- AIM -
Output every line exactly as written. Leave out pictures.
[Begin ROWS]
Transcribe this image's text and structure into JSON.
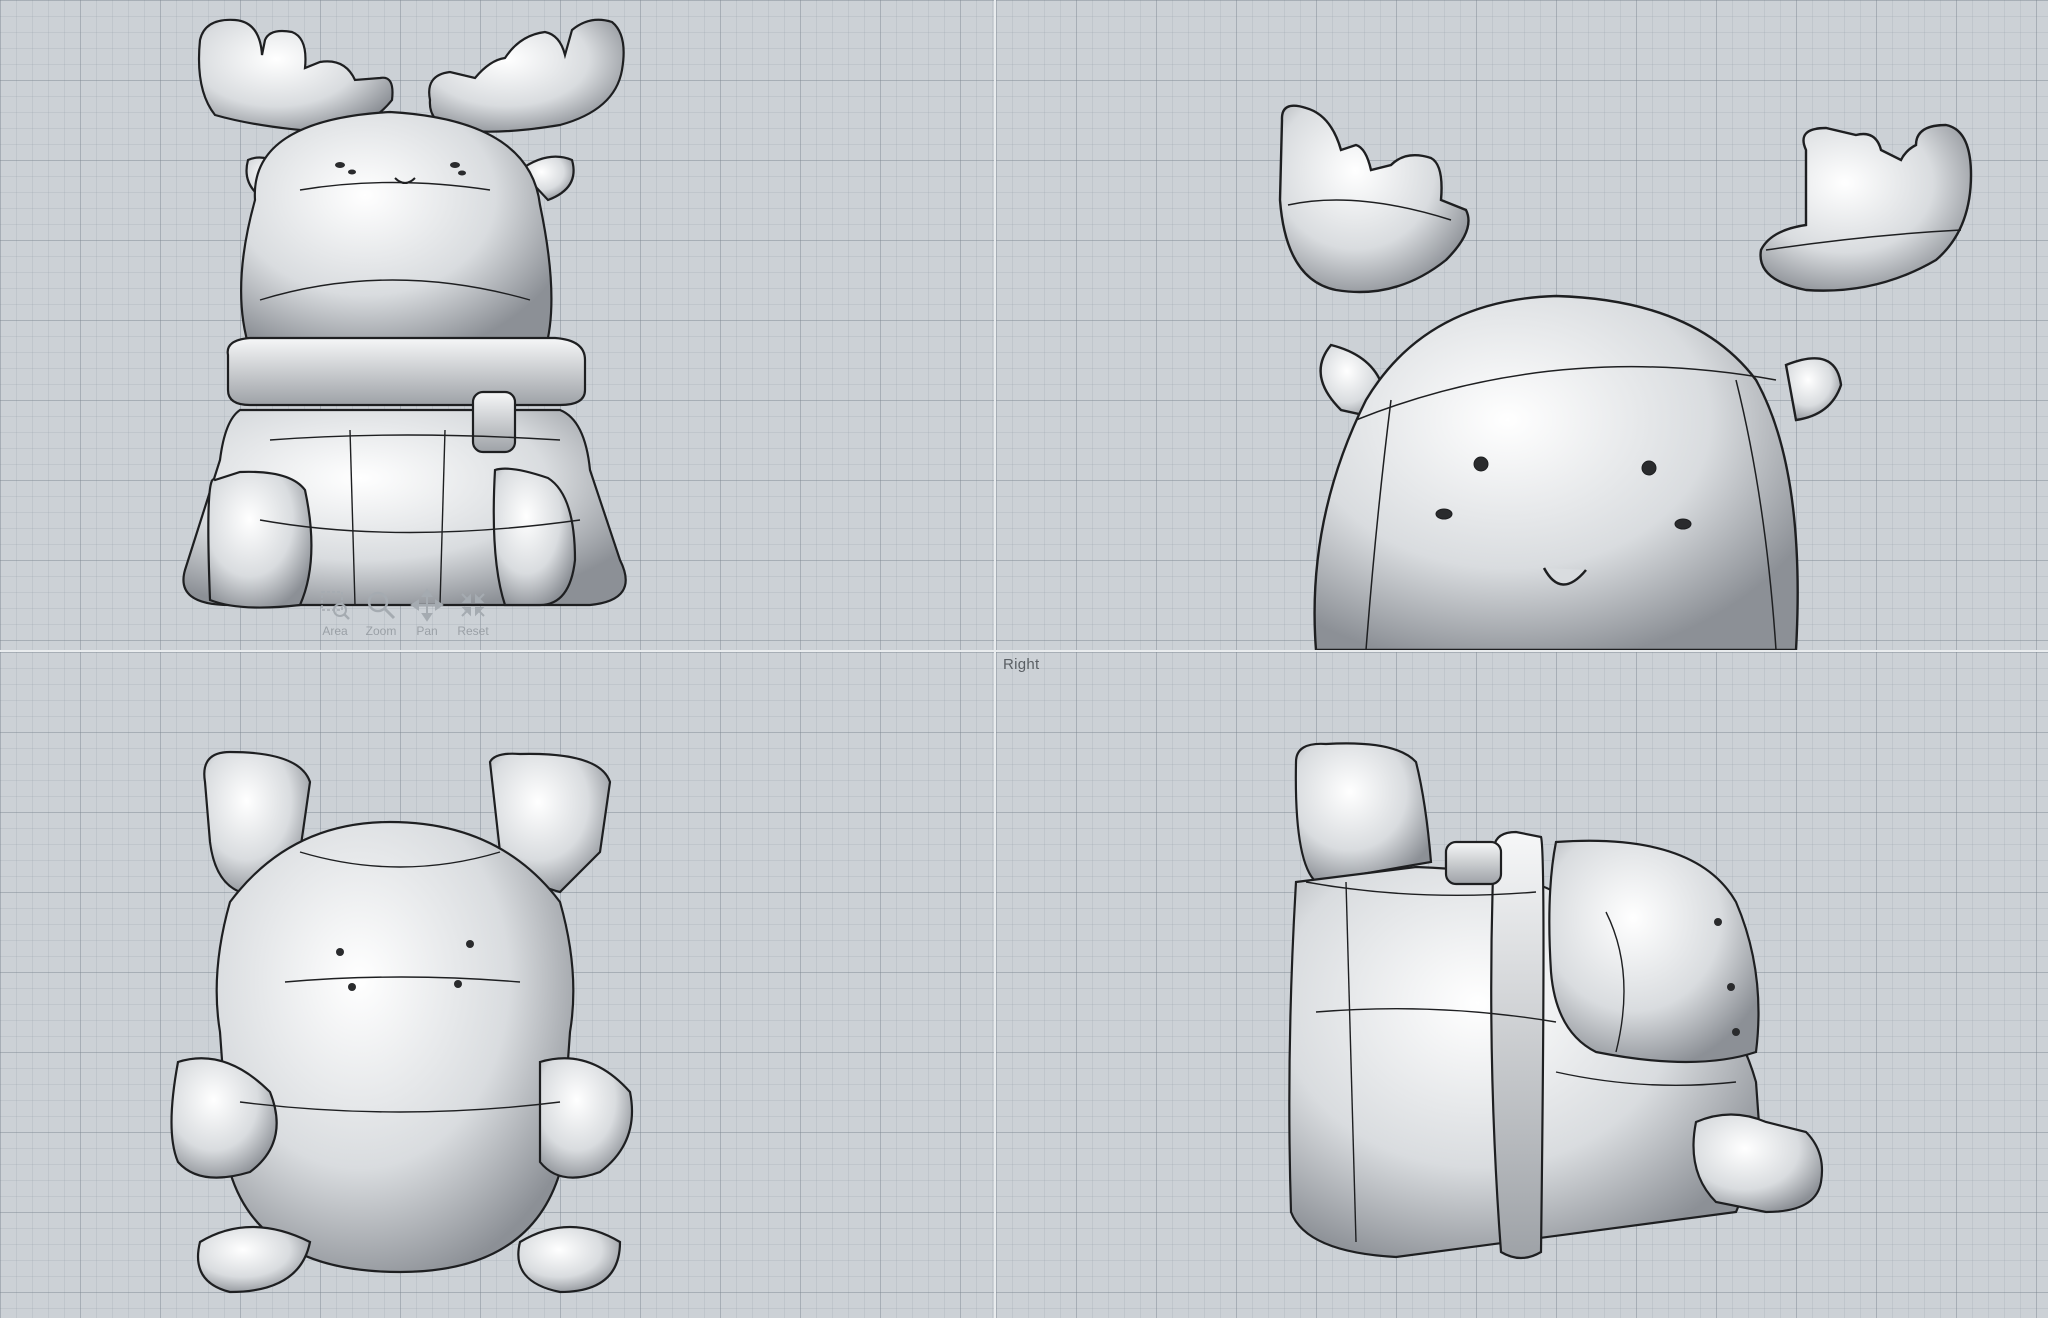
{
  "viewports": [
    {
      "id": "top-left",
      "title": ""
    },
    {
      "id": "top-right",
      "title": ""
    },
    {
      "id": "bottom-left",
      "title": ""
    },
    {
      "id": "bottom-right",
      "title": "Right"
    }
  ],
  "navigation": {
    "area_label": "Area",
    "zoom_label": "Zoom",
    "pan_label": "Pan",
    "reset_label": "Reset"
  },
  "icons": {
    "area": "area-zoom-icon",
    "zoom": "magnifier-icon",
    "pan": "pan-arrows-icon",
    "reset": "reset-arrows-icon"
  },
  "colors": {
    "viewport_bg": "#ccd1d6",
    "model_fill": "#e6e8ea",
    "model_edge": "#1e1f21"
  }
}
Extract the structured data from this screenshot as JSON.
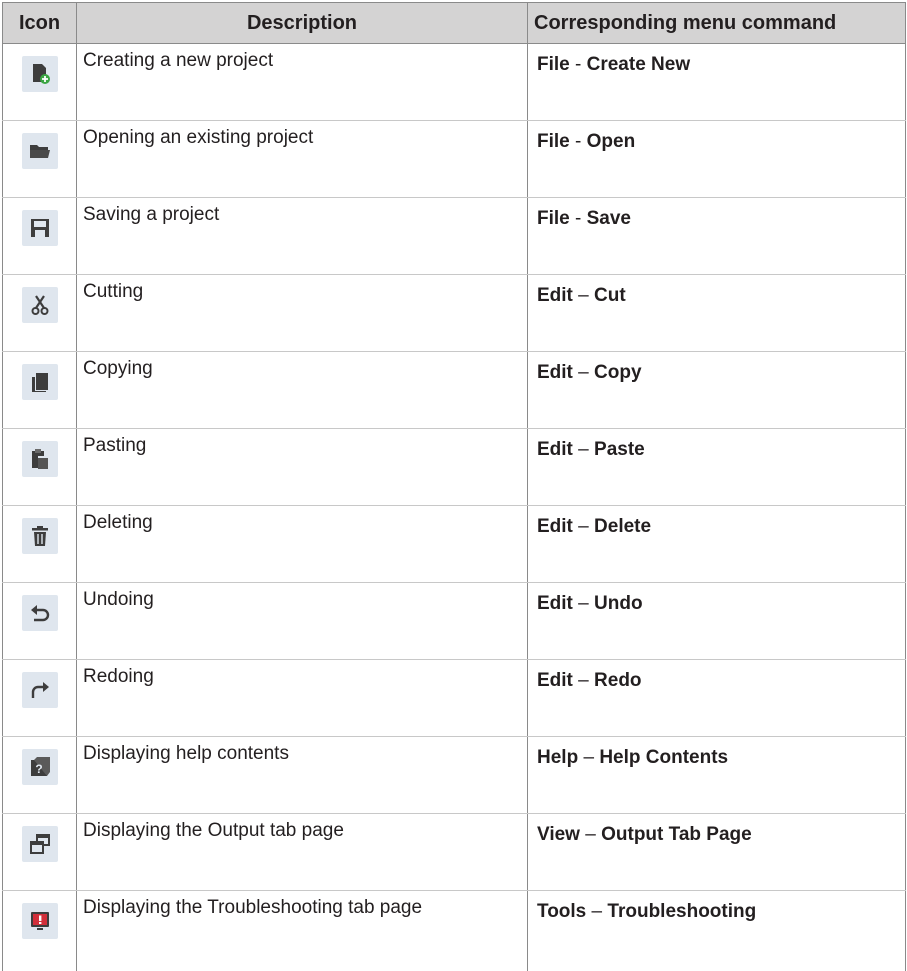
{
  "header": {
    "icon": "Icon",
    "description": "Description",
    "command": "Corresponding menu command"
  },
  "rows": [
    {
      "icon": "create-new-icon",
      "description": "Creating a new project",
      "menu": "File",
      "sep": "-",
      "command": "Create New"
    },
    {
      "icon": "open-folder-icon",
      "description": "Opening an existing project",
      "menu": "File",
      "sep": "-",
      "command": "Open"
    },
    {
      "icon": "save-icon",
      "description": "Saving a project",
      "menu": "File",
      "sep": "-",
      "command": "Save"
    },
    {
      "icon": "scissors-icon",
      "description": "Cutting",
      "menu": "Edit",
      "sep": "–",
      "command": "Cut"
    },
    {
      "icon": "copy-icon",
      "description": "Copying",
      "menu": "Edit",
      "sep": "–",
      "command": "Copy"
    },
    {
      "icon": "paste-icon",
      "description": "Pasting",
      "menu": "Edit",
      "sep": "–",
      "command": "Paste"
    },
    {
      "icon": "trash-icon",
      "description": "Deleting",
      "menu": "Edit",
      "sep": "–",
      "command": "Delete"
    },
    {
      "icon": "undo-icon",
      "description": "Undoing",
      "menu": "Edit",
      "sep": "–",
      "command": "Undo"
    },
    {
      "icon": "redo-icon",
      "description": "Redoing",
      "menu": "Edit",
      "sep": "–",
      "command": "Redo"
    },
    {
      "icon": "help-icon",
      "description": "Displaying help contents",
      "menu": "Help",
      "sep": "–",
      "command": "Help Contents"
    },
    {
      "icon": "output-window-icon",
      "description": "Displaying the Output tab page",
      "menu": "View",
      "sep": "–",
      "command": "Output Tab Page"
    },
    {
      "icon": "troubleshooting-icon",
      "description": "Displaying the Troubleshooting tab page",
      "menu": "Tools",
      "sep": "–",
      "command": "Troubleshooting"
    }
  ]
}
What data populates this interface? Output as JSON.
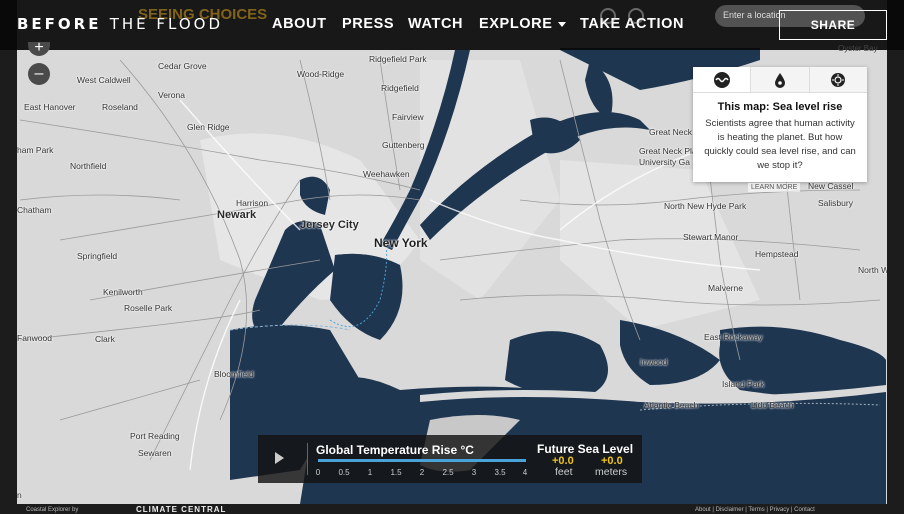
[End ROWS]
- WRITTEN SOLUTION -
Transcribe this image's text and structure into JSON.
{
  "viewports": [
    {
      "id": "top-left",
      "title": ""
    },
    {
      "id": "top-right",
      "title": ""
    },
    {
      "id": "bottom-left",
      "title": ""
    },
    {
      "id": "bottom-right",
      "title": "Right"
    }
  ],
  "navigation": {
    "area_label": "Area",
    "zoom_label": "Zoom",
    "pan_label": "Pan",
    "reset_label": "Reset"
  },
  "icons": {
    "area": "area-zoom-icon",
    "zoom": "magnifier-icon",
    "pan": "pan-arrows-icon",
    "reset": "reset-arrows-icon"
  },
  "colors": {
    "viewport_bg": "#ccd1d6",
    "model_fill": "#e6e8ea",
    "model_edge": "#1e1f21"
  }
}
Extract the structured data from this screenshot as JSON.
{
  "header": {
    "icon": "Icon",
    "description": "Description",
    "command": "Corresponding menu command"
  },
  "rows": [
    {
      "icon": "create-new-icon",
      "description": "Creating a new project",
      "menu": "File",
      "sep": "-",
      "command": "Create New"
    },
    {
      "icon": "open-folder-icon",
      "description": "Opening an existing project",
      "menu": "File",
      "sep": "-",
      "command": "Open"
    },
    {
      "icon": "save-icon",
      "description": "Saving a project",
      "menu": "File",
      "sep": "-",
      "command": "Save"
    },
    {
      "icon": "scissors-icon",
      "description": "Cutting",
      "menu": "Edit",
      "sep": "–",
      "command": "Cut"
    },
    {
      "icon": "copy-icon",
      "description": "Copying",
      "menu": "Edit",
      "sep": "–",
      "command": "Copy"
    },
    {
      "icon": "paste-icon",
      "description": "Pasting",
      "menu": "Edit",
      "sep": "–",
      "command": "Paste"
    },
    {
      "icon": "trash-icon",
      "description": "Deleting",
      "menu": "Edit",
      "sep": "–",
      "command": "Delete"
    },
    {
      "icon": "undo-icon",
      "description": "Undoing",
      "menu": "Edit",
      "sep": "–",
      "command": "Undo"
    },
    {
      "icon": "redo-icon",
      "description": "Redoing",
      "menu": "Edit",
      "sep": "–",
      "command": "Redo"
    },
    {
      "icon": "help-icon",
      "description": "Displaying help contents",
      "menu": "Help",
      "sep": "–",
      "command": "Help Contents"
    },
    {
      "icon": "output-window-icon",
      "description": "Displaying the Output tab page",
      "menu": "View",
      "sep": "–",
      "command": "Output Tab Page"
    },
    {
      "icon": "troubleshooting-icon",
      "description": "Displaying the Troubleshooting tab page",
      "menu": "Tools",
      "sep": "–",
      "command": "Troubleshooting"
    }
  ]
}
What data populates this interface? Output as JSON.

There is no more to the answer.